_Task to carry out_
Search the listing for "JSON" and copy every line where it appears.

_Material for this task_

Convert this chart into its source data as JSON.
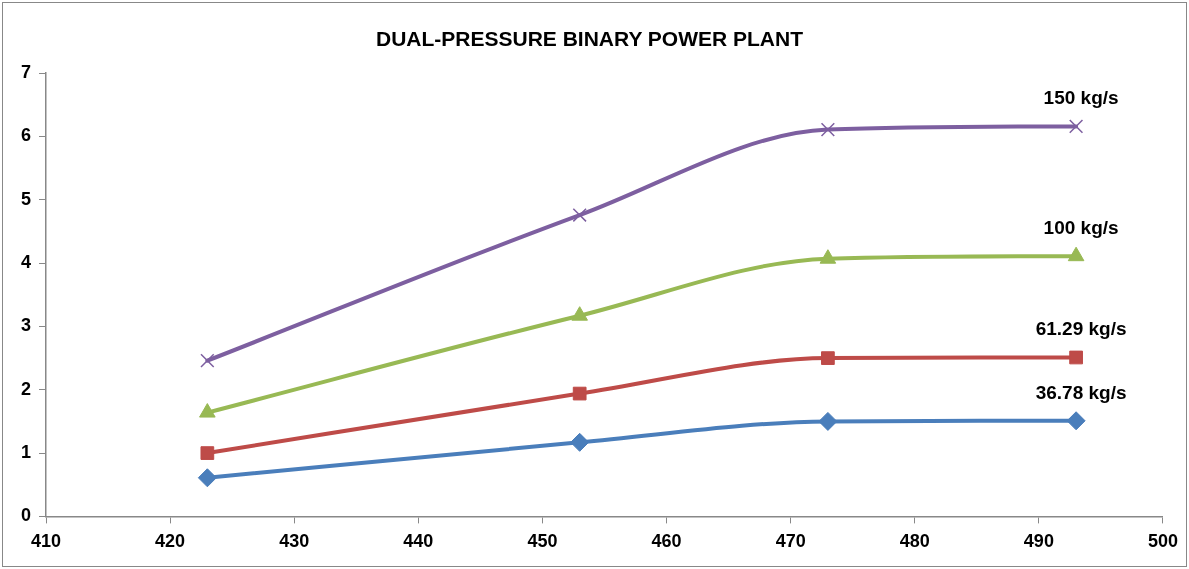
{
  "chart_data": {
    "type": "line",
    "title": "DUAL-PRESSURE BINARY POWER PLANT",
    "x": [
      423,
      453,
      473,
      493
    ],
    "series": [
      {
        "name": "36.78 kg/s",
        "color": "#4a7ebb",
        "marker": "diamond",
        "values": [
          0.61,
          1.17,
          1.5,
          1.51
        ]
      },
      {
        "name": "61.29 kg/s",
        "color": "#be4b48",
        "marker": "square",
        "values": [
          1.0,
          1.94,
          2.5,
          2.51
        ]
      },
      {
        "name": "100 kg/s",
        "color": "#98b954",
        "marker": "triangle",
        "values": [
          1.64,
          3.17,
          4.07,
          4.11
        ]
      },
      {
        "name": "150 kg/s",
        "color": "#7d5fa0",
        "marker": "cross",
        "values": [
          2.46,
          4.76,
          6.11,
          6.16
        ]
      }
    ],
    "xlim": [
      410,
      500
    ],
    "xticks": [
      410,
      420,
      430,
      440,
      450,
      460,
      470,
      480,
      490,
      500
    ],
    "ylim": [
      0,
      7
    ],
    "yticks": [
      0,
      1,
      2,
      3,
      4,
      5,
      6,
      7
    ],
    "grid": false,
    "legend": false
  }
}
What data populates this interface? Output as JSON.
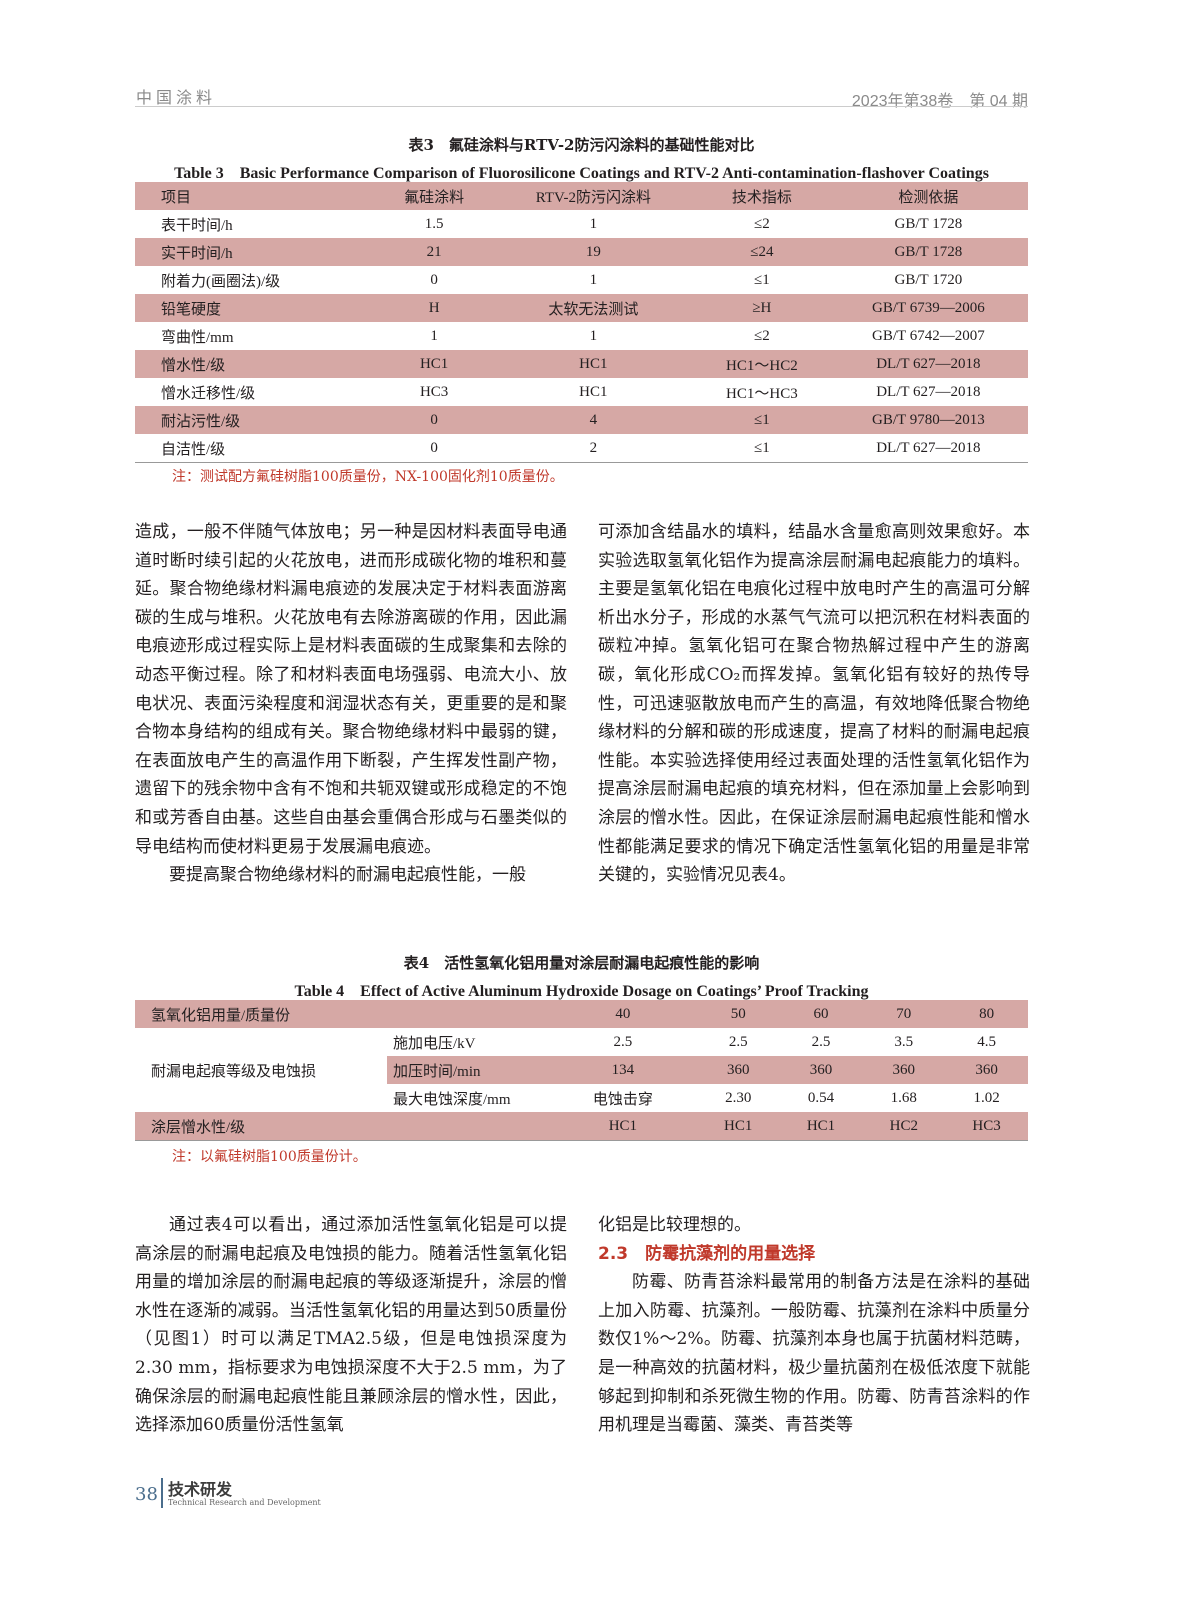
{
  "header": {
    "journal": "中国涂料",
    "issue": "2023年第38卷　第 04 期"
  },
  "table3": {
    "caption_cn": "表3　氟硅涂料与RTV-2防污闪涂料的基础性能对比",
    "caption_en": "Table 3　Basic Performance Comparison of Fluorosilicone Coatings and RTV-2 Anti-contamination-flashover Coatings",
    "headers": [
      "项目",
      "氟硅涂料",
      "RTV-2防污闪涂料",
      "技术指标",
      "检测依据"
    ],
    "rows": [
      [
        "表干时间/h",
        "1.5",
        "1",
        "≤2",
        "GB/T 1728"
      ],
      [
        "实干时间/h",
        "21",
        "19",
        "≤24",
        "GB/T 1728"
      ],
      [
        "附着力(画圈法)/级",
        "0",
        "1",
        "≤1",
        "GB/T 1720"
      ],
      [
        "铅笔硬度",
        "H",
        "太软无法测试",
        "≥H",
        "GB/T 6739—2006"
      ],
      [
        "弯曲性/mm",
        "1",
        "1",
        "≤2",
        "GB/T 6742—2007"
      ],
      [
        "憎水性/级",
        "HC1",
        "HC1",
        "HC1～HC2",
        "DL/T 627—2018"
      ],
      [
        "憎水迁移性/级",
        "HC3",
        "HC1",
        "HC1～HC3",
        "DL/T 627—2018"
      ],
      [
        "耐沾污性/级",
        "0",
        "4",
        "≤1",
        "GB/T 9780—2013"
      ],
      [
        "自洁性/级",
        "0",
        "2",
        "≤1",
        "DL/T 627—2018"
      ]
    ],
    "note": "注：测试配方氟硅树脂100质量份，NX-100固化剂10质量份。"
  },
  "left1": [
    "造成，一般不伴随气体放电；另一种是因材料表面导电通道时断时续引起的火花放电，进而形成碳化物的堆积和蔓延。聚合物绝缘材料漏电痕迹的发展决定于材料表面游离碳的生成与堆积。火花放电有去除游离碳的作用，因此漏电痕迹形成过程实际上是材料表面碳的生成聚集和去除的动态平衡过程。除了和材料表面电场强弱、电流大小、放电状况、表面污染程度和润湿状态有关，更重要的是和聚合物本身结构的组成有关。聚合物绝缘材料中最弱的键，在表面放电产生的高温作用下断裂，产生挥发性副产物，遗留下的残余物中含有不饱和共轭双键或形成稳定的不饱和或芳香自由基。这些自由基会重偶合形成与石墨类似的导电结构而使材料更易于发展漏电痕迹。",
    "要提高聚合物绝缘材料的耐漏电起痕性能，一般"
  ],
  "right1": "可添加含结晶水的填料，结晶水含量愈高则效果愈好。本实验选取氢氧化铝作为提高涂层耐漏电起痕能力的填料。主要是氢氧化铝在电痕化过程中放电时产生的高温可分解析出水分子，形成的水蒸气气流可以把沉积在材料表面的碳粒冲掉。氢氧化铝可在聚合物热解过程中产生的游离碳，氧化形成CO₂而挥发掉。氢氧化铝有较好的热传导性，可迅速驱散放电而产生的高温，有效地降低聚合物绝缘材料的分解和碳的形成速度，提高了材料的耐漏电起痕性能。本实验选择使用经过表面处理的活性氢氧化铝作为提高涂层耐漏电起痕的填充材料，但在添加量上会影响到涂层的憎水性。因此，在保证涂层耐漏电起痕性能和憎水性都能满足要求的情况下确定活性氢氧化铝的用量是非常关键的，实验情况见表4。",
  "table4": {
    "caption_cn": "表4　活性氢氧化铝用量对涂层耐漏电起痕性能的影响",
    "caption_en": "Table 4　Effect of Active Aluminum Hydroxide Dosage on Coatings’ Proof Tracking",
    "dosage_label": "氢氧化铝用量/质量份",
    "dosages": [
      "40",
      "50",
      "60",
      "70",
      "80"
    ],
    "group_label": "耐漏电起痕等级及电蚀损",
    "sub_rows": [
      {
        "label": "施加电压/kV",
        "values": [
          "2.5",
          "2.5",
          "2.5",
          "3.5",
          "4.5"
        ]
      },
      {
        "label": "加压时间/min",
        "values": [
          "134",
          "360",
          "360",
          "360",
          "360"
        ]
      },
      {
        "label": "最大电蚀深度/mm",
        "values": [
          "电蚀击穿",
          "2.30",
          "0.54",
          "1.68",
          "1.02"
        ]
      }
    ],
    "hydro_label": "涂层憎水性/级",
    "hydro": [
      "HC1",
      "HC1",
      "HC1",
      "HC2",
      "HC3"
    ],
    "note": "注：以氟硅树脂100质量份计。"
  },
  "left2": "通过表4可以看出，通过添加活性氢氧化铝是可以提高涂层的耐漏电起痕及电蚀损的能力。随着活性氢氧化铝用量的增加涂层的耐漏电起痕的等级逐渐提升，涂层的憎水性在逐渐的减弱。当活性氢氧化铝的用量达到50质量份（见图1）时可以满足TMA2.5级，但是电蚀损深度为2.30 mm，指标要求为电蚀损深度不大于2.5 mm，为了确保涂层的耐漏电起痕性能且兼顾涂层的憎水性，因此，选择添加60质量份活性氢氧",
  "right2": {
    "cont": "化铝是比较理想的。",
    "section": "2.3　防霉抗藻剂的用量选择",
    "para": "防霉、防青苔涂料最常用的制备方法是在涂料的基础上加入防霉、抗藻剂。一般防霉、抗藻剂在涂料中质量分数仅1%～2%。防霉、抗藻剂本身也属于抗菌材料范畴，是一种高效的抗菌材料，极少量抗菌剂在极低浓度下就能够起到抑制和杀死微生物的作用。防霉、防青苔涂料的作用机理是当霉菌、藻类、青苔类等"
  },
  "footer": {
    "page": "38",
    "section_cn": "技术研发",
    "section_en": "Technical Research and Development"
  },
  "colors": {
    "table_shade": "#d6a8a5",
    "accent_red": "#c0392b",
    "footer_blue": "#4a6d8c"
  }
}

_Response_
Convert this chart into its source data as JSON.
What data populates this interface? Output as JSON.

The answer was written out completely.